(Text segment)
Let’s be clear about something. Coliseum City is not China Basin. Any attempt to draw similarities between the two is fanciful. China Basin is less than a mile from downtown and only 1/4 mile from South Park, long the ground zero for startups in SF. Combine that proximity with the touristy allure of the Embarcadero and you create that “miracle.” Oakland has a lot of land available at the Coliseum, but it doesn’t have any of those factors. The Coliseum complex is more than 5 miles from downtown Oakland. That’s nearly the length of Alameda, or longer than the Bay Bridge.
Coliseum City was conceived as a grab bag of everything a city politician might want to see developed on his/her watch: high quality office space, high-rise hotels, a fancy transit hub, housing, and yeah, those sparkling new sports venues that will keep the teams from escaping to other markets. Other than the presence of the existing BART station, there’s little to truly propel development. The complex is not a downtown, it’s an industrial area, so convincing developers and financiers to take a chance on the project has proven exceedingly difficult.

[Spatial annotation records]
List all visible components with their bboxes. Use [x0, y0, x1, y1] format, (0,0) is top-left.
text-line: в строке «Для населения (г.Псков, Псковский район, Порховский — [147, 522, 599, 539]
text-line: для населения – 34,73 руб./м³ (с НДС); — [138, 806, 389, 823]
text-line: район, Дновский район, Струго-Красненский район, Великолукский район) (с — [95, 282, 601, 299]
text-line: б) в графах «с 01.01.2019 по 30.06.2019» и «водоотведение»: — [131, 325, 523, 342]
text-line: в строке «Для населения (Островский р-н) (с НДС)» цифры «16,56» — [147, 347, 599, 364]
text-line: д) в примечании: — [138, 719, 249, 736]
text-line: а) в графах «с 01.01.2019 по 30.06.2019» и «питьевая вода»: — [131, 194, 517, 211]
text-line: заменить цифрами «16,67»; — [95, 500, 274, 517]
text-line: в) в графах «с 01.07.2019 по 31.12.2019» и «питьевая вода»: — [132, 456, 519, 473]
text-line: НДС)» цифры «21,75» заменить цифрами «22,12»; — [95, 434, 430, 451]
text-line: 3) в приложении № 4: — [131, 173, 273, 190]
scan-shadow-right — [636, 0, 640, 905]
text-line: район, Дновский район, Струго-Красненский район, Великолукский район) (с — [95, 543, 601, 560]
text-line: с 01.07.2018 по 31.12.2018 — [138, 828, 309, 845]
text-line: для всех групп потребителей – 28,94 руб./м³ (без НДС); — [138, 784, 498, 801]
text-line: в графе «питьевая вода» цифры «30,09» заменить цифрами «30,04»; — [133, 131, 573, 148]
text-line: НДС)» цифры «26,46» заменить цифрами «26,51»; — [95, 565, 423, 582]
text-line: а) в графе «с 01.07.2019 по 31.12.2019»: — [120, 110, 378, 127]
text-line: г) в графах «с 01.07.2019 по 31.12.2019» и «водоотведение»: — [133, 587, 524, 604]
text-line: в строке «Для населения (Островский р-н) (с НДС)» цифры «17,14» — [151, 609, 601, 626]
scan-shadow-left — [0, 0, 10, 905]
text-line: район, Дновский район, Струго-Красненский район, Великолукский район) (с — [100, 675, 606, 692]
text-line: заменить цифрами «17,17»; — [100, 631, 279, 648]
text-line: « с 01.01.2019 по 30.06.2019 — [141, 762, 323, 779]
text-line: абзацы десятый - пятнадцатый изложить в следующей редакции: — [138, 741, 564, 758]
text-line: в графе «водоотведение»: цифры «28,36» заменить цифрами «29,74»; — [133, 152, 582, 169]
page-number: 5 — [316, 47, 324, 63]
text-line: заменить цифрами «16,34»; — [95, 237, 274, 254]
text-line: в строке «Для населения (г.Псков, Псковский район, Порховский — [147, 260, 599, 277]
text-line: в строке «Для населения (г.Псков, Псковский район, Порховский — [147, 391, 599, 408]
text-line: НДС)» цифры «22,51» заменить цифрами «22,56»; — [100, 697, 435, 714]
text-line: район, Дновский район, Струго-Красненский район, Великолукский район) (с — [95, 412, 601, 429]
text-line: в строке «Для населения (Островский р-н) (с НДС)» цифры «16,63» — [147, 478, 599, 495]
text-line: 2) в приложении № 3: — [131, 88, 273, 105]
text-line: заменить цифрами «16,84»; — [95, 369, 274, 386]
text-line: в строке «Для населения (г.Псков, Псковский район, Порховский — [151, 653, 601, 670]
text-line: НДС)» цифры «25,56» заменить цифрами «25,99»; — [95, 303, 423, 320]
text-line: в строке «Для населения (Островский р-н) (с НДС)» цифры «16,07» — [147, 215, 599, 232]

(Work required) Set down the Coliseum City passage word for word, from "Coliseum City was" to "proven exceedingly difficult.".

(Finished task)
Coliseum City was conceived as a grab bag of everything a city politician might want to see developed on his/her watch: high quality office space, high-rise hotels, a fancy transit hub, housing, and yeah, those sparkling new sports venues that will keep the teams from escaping to other markets. Other than the presence of the existing BART station, there’s little to truly propel development. The complex is not a downtown, it’s an industrial area, so convincing developers and financiers to take a chance on the project has proven exceedingly difficult.